## BEGIN

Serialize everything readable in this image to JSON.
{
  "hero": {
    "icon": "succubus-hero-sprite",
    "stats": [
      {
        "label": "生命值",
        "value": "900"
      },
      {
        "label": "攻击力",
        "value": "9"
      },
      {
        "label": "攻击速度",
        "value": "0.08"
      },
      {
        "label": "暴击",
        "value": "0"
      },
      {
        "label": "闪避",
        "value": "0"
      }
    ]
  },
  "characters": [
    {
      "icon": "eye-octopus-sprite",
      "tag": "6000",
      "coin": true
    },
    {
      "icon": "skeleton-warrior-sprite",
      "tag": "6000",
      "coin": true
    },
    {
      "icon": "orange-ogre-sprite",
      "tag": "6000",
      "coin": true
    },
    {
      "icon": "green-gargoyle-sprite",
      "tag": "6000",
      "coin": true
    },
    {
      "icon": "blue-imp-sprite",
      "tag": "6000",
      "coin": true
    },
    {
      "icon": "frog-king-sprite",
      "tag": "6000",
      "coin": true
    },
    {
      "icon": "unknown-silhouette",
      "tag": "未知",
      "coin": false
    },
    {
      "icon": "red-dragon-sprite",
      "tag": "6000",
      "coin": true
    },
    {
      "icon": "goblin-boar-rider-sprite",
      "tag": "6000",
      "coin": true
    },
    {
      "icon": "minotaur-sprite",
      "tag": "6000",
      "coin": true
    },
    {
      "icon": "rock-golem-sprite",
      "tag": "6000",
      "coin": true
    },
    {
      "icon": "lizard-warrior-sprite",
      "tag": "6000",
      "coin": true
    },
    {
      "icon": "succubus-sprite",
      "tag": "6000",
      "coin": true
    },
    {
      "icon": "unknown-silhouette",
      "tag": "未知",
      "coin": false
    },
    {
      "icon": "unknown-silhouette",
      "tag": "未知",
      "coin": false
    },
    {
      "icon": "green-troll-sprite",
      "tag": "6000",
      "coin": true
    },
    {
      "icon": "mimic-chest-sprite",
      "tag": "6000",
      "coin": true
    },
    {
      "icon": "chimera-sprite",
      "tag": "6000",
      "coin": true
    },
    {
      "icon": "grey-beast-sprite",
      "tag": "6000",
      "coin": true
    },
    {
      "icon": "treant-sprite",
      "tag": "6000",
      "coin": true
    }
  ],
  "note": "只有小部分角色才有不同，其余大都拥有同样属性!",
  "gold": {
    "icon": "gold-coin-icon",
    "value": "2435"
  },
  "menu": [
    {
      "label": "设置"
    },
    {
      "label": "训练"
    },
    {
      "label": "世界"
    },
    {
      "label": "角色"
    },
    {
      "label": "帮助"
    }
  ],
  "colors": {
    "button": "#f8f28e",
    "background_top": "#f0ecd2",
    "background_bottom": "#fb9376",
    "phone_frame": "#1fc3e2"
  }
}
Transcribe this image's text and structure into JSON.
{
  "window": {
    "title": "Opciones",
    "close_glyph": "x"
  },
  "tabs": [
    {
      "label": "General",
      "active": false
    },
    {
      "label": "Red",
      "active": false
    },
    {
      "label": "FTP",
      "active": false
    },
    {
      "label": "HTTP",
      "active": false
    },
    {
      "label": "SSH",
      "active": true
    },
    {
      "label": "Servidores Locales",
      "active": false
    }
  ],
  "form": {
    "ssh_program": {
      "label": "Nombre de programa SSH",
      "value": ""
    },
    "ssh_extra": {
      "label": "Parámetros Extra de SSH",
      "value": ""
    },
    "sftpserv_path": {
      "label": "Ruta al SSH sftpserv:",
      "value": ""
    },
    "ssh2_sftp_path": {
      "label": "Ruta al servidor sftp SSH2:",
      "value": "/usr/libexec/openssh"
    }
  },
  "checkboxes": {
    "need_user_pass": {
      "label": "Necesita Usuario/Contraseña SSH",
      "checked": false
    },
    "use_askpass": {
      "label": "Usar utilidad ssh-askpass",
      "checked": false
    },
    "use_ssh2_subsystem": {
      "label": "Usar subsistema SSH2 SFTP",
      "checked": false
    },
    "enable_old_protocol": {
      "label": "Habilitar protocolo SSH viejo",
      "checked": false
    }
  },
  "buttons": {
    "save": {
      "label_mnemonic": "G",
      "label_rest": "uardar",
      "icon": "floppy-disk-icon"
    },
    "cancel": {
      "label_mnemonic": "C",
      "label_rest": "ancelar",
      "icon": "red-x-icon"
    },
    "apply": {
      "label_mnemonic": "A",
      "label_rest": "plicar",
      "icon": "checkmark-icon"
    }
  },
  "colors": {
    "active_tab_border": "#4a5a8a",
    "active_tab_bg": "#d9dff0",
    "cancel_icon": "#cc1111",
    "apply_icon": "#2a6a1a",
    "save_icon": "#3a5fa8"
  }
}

## END

== Work instructions ==
Copy every line above that holds the word "Ruta".

== Response ==
      "label": "Ruta al SSH sftpserv:",
      "label": "Ruta al servidor sftp SSH2:",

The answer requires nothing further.